··· Entries

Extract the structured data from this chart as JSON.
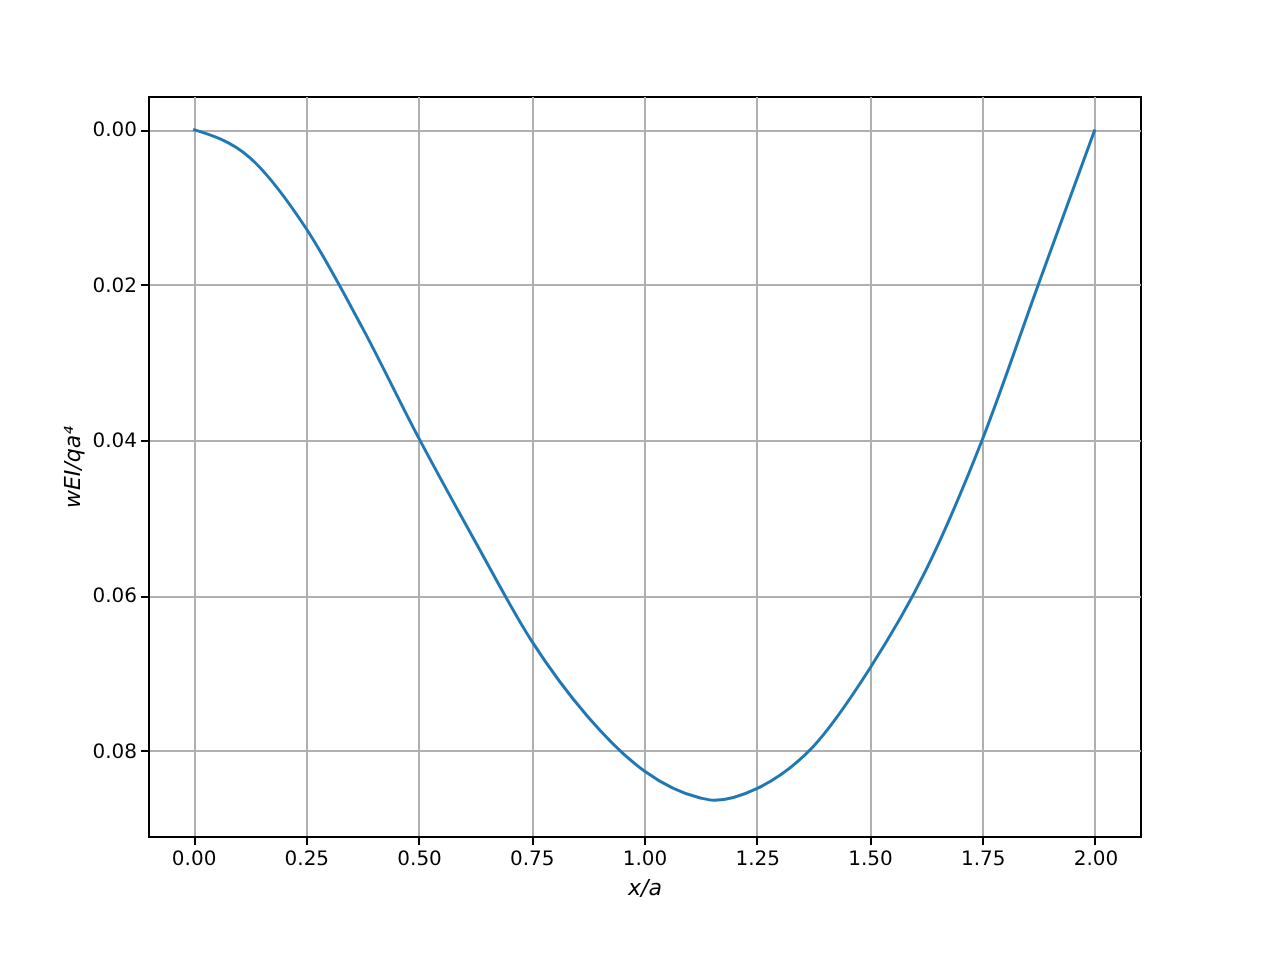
{
  "chart_data": {
    "type": "line",
    "xlabel": "x/a",
    "ylabel": "wEI/qa⁴",
    "x": [
      0,
      0.125,
      0.25,
      0.375,
      0.5,
      0.625,
      0.75,
      0.875,
      1.0,
      1.125,
      1.156,
      1.25,
      1.375,
      1.5,
      1.625,
      1.75,
      1.875,
      2.0
    ],
    "series": [
      {
        "color": "#1f77b4",
        "values": [
          0,
          0.0036,
          0.0127,
          0.0255,
          0.0397,
          0.053,
          0.0658,
          0.0756,
          0.0826,
          0.0861,
          0.0864,
          0.0849,
          0.0795,
          0.0695,
          0.0568,
          0.04,
          0.0199,
          0
        ]
      }
    ],
    "xlim": [
      -0.1,
      2.1
    ],
    "ylim": [
      0.091,
      -0.0043
    ],
    "xticks": [
      {
        "value": 0,
        "label": "0.00"
      },
      {
        "value": 0.25,
        "label": "0.25"
      },
      {
        "value": 0.5,
        "label": "0.50"
      },
      {
        "value": 0.75,
        "label": "0.75"
      },
      {
        "value": 1.0,
        "label": "1.00"
      },
      {
        "value": 1.25,
        "label": "1.25"
      },
      {
        "value": 1.5,
        "label": "1.50"
      },
      {
        "value": 1.75,
        "label": "1.75"
      },
      {
        "value": 2.0,
        "label": "2.00"
      }
    ],
    "yticks": [
      {
        "value": 0,
        "label": "0.00"
      },
      {
        "value": 0.02,
        "label": "0.02"
      },
      {
        "value": 0.04,
        "label": "0.04"
      },
      {
        "value": 0.06,
        "label": "0.06"
      },
      {
        "value": 0.08,
        "label": "0.08"
      }
    ],
    "grid": true,
    "marker": "none",
    "line_style": "solid"
  }
}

······

- _Exercise goal_
Quote the records in full and exactly; skip any image.

- _Finished exercise_
Extract the structured data from this chart as JSON.
{
  "chart_data": {
    "type": "line",
    "xlabel": "x/a",
    "ylabel": "wEI/qa⁴",
    "x": [
      0,
      0.125,
      0.25,
      0.375,
      0.5,
      0.625,
      0.75,
      0.875,
      1.0,
      1.125,
      1.156,
      1.25,
      1.375,
      1.5,
      1.625,
      1.75,
      1.875,
      2.0
    ],
    "series": [
      {
        "color": "#1f77b4",
        "values": [
          0,
          0.0036,
          0.0127,
          0.0255,
          0.0397,
          0.053,
          0.0658,
          0.0756,
          0.0826,
          0.0861,
          0.0864,
          0.0849,
          0.0795,
          0.0695,
          0.0568,
          0.04,
          0.0199,
          0
        ]
      }
    ],
    "xlim": [
      -0.1,
      2.1
    ],
    "ylim": [
      0.091,
      -0.0043
    ],
    "xticks": [
      {
        "value": 0,
        "label": "0.00"
      },
      {
        "value": 0.25,
        "label": "0.25"
      },
      {
        "value": 0.5,
        "label": "0.50"
      },
      {
        "value": 0.75,
        "label": "0.75"
      },
      {
        "value": 1.0,
        "label": "1.00"
      },
      {
        "value": 1.25,
        "label": "1.25"
      },
      {
        "value": 1.5,
        "label": "1.50"
      },
      {
        "value": 1.75,
        "label": "1.75"
      },
      {
        "value": 2.0,
        "label": "2.00"
      }
    ],
    "yticks": [
      {
        "value": 0,
        "label": "0.00"
      },
      {
        "value": 0.02,
        "label": "0.02"
      },
      {
        "value": 0.04,
        "label": "0.04"
      },
      {
        "value": 0.06,
        "label": "0.06"
      },
      {
        "value": 0.08,
        "label": "0.08"
      }
    ],
    "grid": true,
    "marker": "none",
    "line_style": "solid"
  }
}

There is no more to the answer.